Exercise:
Copy out each line below that has the word "Size" in it.
- - - - - - -
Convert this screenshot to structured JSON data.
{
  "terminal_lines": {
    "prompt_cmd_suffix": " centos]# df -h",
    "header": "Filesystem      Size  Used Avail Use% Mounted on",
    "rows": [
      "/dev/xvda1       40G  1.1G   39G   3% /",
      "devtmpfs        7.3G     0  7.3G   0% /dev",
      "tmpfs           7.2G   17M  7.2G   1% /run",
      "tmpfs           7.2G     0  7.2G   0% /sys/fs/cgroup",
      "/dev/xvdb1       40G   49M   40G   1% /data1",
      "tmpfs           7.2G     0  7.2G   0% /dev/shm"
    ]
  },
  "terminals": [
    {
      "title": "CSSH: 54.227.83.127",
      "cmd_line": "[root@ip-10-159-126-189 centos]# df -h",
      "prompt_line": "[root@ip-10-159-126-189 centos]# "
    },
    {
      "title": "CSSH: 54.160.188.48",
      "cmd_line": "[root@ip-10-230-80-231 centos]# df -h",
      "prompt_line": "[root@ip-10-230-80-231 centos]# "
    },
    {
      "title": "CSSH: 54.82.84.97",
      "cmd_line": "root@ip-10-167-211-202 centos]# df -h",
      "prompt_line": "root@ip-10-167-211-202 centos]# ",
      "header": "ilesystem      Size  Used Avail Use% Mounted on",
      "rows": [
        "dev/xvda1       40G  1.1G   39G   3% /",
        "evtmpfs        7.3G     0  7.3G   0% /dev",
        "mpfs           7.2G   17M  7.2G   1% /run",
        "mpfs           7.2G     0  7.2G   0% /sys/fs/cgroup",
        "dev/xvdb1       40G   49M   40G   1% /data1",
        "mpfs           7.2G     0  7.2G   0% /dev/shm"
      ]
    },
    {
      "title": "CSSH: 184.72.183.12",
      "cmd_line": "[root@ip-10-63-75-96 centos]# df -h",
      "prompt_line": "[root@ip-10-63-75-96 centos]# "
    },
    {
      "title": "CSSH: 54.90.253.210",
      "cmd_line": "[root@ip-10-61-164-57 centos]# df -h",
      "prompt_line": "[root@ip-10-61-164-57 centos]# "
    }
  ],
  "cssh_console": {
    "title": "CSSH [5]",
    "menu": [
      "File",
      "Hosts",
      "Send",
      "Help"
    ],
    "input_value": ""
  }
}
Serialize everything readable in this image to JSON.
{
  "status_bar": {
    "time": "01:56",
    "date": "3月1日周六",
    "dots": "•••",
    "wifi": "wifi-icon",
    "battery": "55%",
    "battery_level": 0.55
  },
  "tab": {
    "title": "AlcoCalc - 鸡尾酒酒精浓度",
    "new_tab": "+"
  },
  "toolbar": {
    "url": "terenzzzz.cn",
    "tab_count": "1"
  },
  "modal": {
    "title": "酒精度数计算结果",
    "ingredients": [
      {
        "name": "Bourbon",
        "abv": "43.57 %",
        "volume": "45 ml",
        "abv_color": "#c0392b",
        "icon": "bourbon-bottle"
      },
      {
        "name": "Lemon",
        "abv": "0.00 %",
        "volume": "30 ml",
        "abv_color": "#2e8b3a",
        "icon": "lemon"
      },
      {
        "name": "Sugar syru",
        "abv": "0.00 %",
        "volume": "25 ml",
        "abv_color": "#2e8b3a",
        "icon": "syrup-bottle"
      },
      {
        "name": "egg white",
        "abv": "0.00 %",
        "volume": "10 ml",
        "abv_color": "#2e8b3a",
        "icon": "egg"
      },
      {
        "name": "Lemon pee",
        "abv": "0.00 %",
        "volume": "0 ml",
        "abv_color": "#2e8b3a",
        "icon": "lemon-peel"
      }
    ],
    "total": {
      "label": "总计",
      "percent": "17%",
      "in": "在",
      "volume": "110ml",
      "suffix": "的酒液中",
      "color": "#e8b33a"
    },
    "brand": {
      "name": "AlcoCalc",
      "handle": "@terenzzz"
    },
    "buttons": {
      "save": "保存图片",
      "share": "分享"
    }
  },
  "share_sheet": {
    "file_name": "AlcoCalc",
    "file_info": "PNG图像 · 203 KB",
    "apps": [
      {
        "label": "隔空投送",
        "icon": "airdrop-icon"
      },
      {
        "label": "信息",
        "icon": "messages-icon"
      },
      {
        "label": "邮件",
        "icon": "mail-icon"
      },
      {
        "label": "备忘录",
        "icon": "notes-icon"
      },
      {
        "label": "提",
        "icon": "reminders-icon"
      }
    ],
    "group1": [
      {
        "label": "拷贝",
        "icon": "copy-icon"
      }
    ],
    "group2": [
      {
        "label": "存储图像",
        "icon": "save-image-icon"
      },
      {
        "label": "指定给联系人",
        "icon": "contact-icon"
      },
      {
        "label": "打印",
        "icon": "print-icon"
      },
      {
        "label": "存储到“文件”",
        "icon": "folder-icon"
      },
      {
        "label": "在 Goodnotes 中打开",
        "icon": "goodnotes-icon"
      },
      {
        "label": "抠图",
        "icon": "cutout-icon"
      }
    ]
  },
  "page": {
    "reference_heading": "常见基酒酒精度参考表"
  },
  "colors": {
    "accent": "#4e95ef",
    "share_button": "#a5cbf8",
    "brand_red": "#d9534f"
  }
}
- - - - - - -
Result for this exercise:
    "header": "Filesystem      Size  Used Avail Use% Mounted on",
      "header": "ilesystem      Size  Used Avail Use% Mounted on",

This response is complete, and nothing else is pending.